--- Given exercise ---
Using the records below, count the lines with "มกราคม" in them. Give the number only.

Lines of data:
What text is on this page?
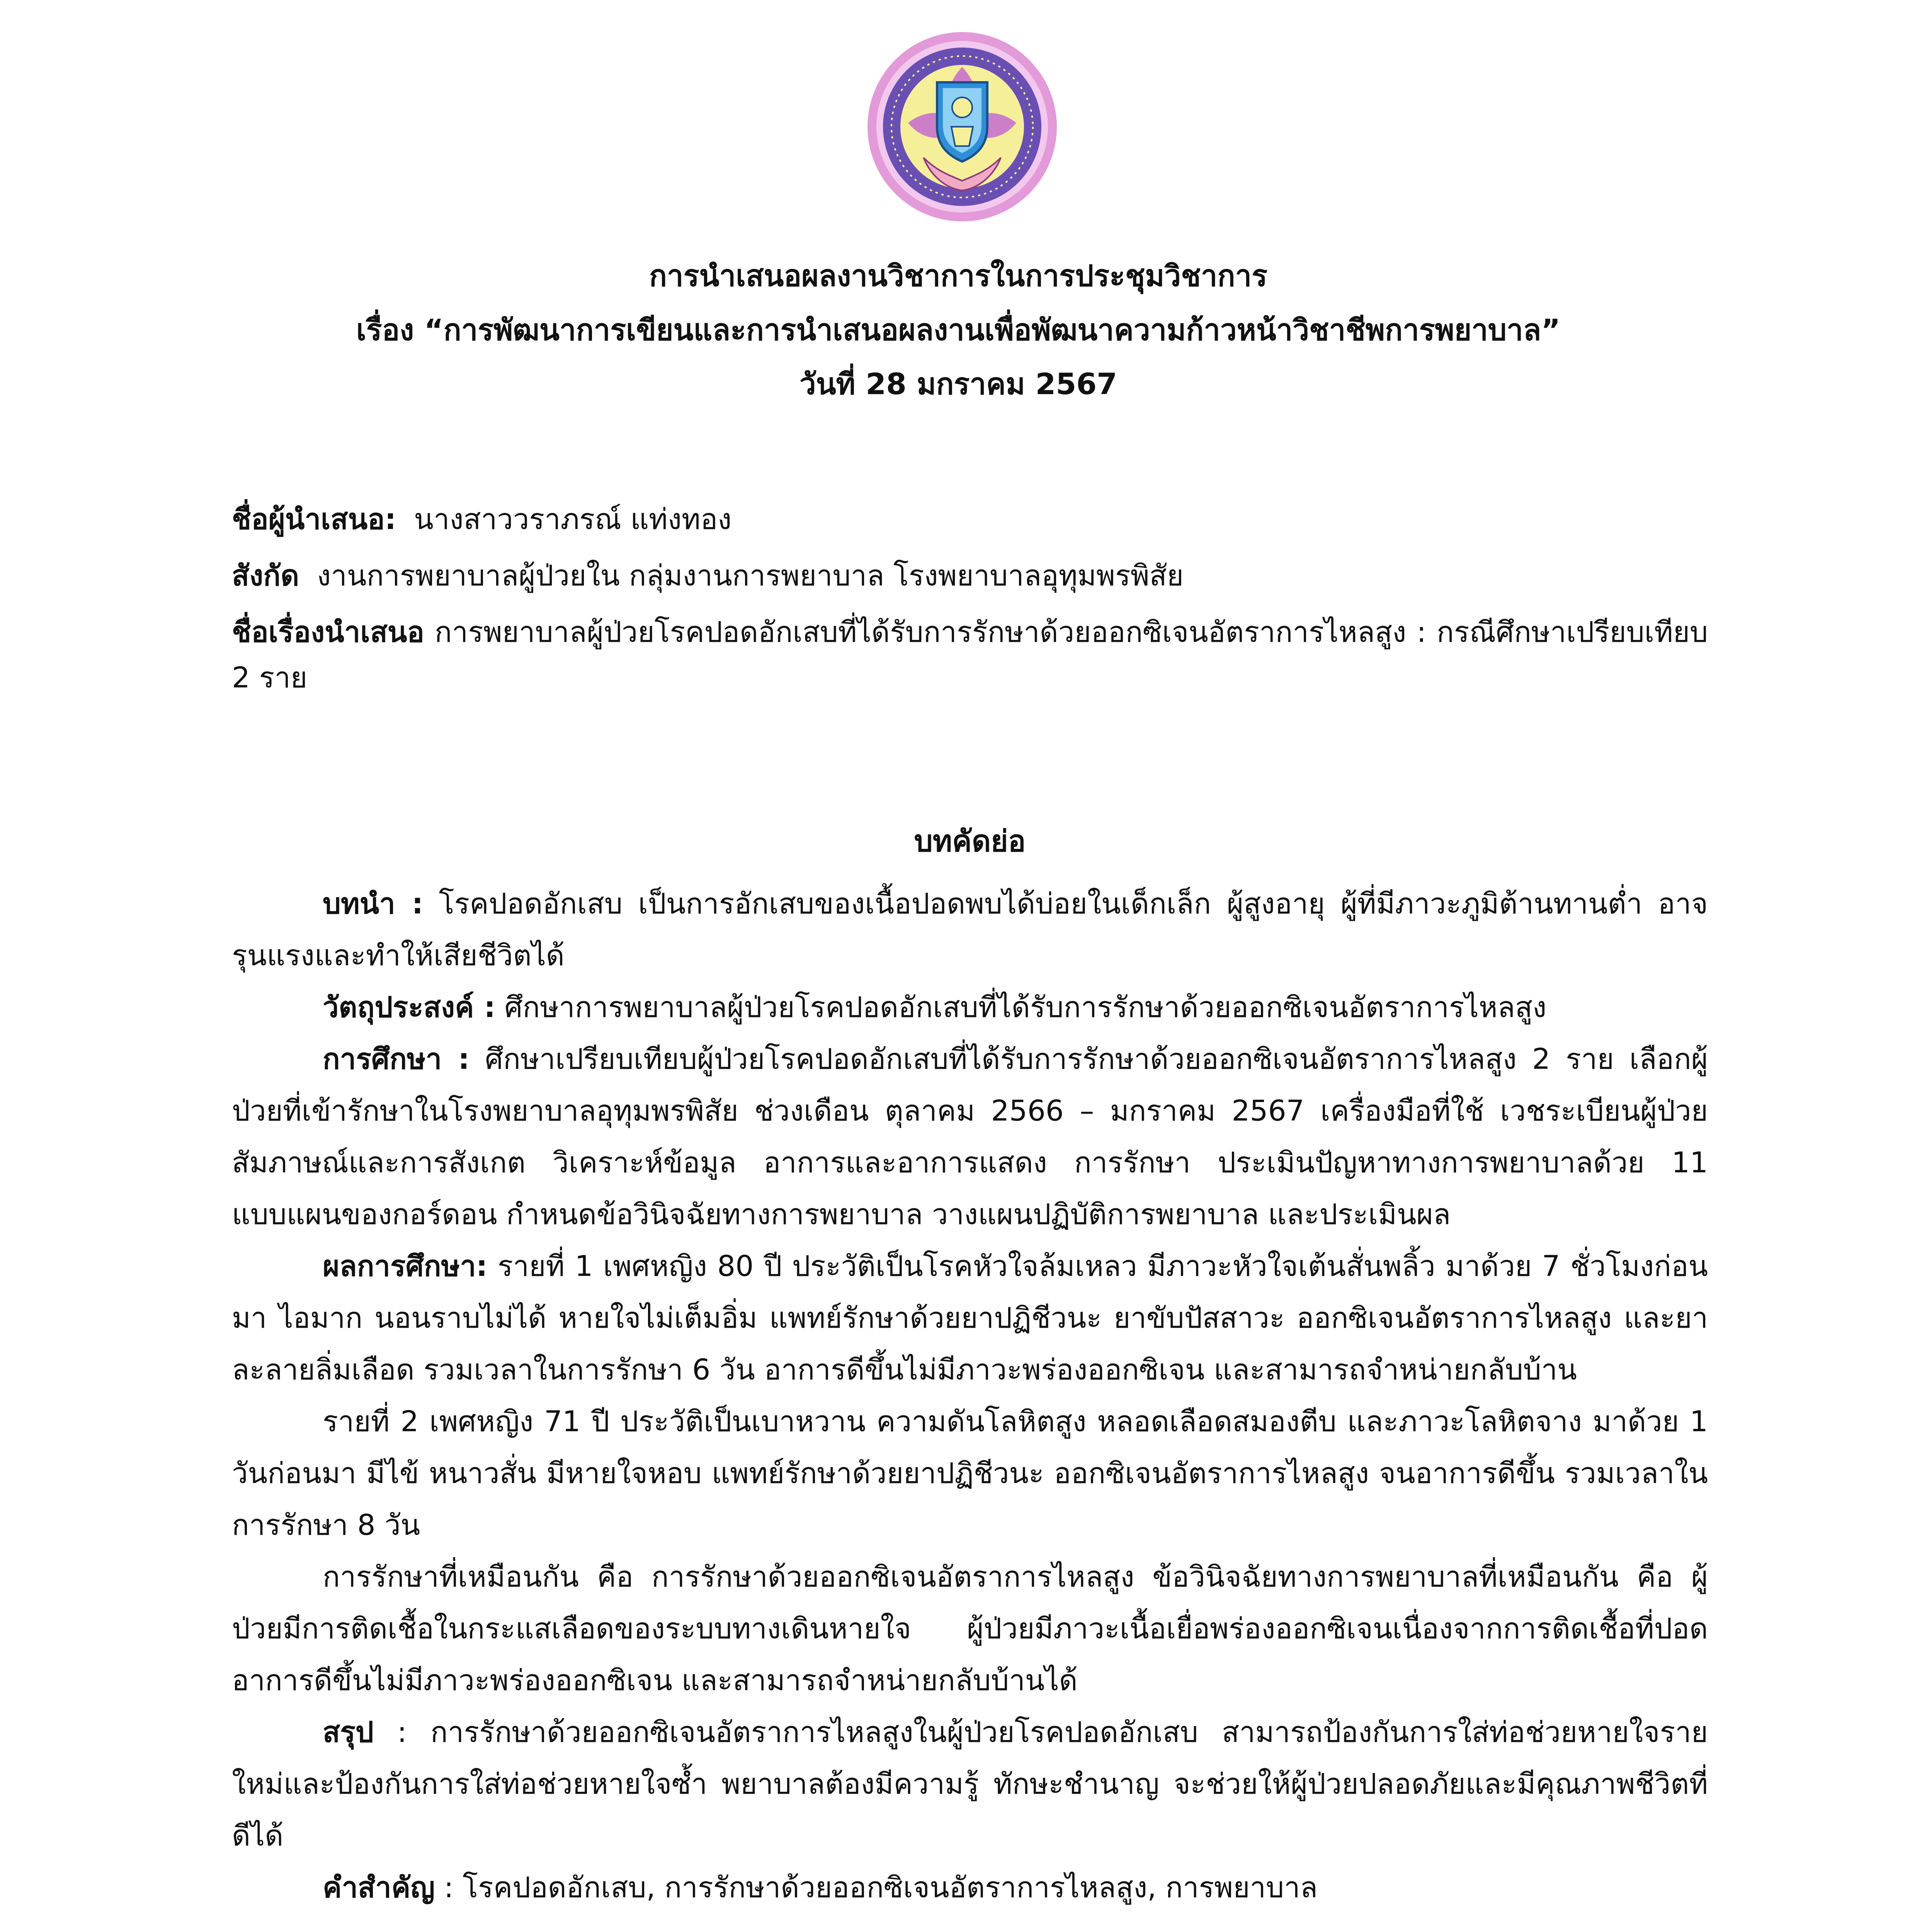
การนำเสนอผลงานวิชาการในการประชุมวิชาการ
เรื่อง “การพัฒนาการเขียนและการนำเสนอผลงานเพื่อพัฒนาความก้าวหน้าวิชาชีพการพยาบาล”
วันที่ 28 มกราคม 2567
ชื่อผู้นำเสนอ: นางสาววราภรณ์ แท่งทอง
สังกัด งานการพยาบาลผู้ป่วยใน กลุ่มงานการพยาบาล โรงพยาบาลอุทุมพรพิสัย
ชื่อเรื่องนำเสนอ การพยาบาลผู้ป่วยโรคปอดอักเสบที่ได้รับการรักษาด้วยออกซิเจนอัตราการไหลสูง : กรณีศึกษาเปรียบเทียบ 2 ราย
บทคัดย่อ

บทนำ : โรคปอดอักเสบ เป็นการอักเสบของเนื้อปอดพบได้บ่อยในเด็กเล็ก ผู้สูงอายุ ผู้ที่มีภาวะภูมิต้านทานต่ำ อาจรุนแรงและทำให้เสียชีวิตได้

วัตถุประสงค์ : ศึกษาการพยาบาลผู้ป่วยโรคปอดอักเสบที่ได้รับการรักษาด้วยออกซิเจนอัตราการไหลสูง

การศึกษา : ศึกษาเปรียบเทียบผู้ป่วยโรคปอดอักเสบที่ได้รับการรักษาด้วยออกซิเจนอัตราการไหลสูง 2 ราย เลือกผู้ป่วยที่เข้ารักษาในโรงพยาบาลอุทุมพรพิสัย ช่วงเดือน ตุลาคม 2566 – มกราคม 2567 เครื่องมือที่ใช้ เวชระเบียนผู้ป่วย สัมภาษณ์และการสังเกต วิเคราะห์ข้อมูล อาการและอาการแสดง การรักษา ประเมินปัญหาทางการพยาบาลด้วย 11 แบบแผนของกอร์ดอน กำหนดข้อวินิจฉัยทางการพยาบาล วางแผนปฏิบัติการพยาบาล และประเมินผล

ผลการศึกษา: รายที่ 1 เพศหญิง 80 ปี ประวัติเป็นโรคหัวใจล้มเหลว มีภาวะหัวใจเต้นสั่นพลิ้ว มาด้วย 7 ชั่วโมงก่อนมา ไอมาก นอนราบไม่ได้ หายใจไม่เต็มอิ่ม แพทย์รักษาด้วยยาปฏิชีวนะ ยาขับปัสสาวะ ออกซิเจนอัตราการไหลสูง และยาละลายลิ่มเลือด รวมเวลาในการรักษา 6 วัน อาการดีขึ้นไม่มีภาวะพร่องออกซิเจน และสามารถจำหน่ายกลับบ้าน

รายที่ 2 เพศหญิง 71 ปี ประวัติเป็นเบาหวาน ความดันโลหิตสูง หลอดเลือดสมองตีบ และภาวะโลหิตจาง มาด้วย 1 วันก่อนมา มีไข้ หนาวสั่น มีหายใจหอบ แพทย์รักษาด้วยยาปฏิชีวนะ ออกซิเจนอัตราการไหลสูง จนอาการดีขึ้น รวมเวลาในการรักษา 8 วัน

การรักษาที่เหมือนกัน คือ การรักษาด้วยออกซิเจนอัตราการไหลสูง ข้อวินิจฉัยทางการพยาบาลที่เหมือนกัน คือ ผู้ป่วยมีการติดเชื้อในกระแสเลือดของระบบทางเดินหายใจ ผู้ป่วยมีภาวะเนื้อเยื่อพร่องออกซิเจนเนื่องจากการติดเชื้อที่ปอด อาการดีขึ้นไม่มีภาวะพร่องออกซิเจน และสามารถจำหน่ายกลับบ้านได้

สรุป : การรักษาด้วยออกซิเจนอัตราการไหลสูงในผู้ป่วยโรคปอดอักเสบ สามารถป้องกันการใส่ท่อช่วยหายใจรายใหม่และป้องกันการใส่ท่อช่วยหายใจซ้ำ พยาบาลต้องมีความรู้ ทักษะชำนาญ จะช่วยให้ผู้ป่วยปลอดภัยและมีคุณภาพชีวิตที่ดีได้

คำสำคัญ : โรคปอดอักเสบ, การรักษาด้วยออกซิเจนอัตราการไหลสูง, การพยาบาล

--- Completed exercise ---
2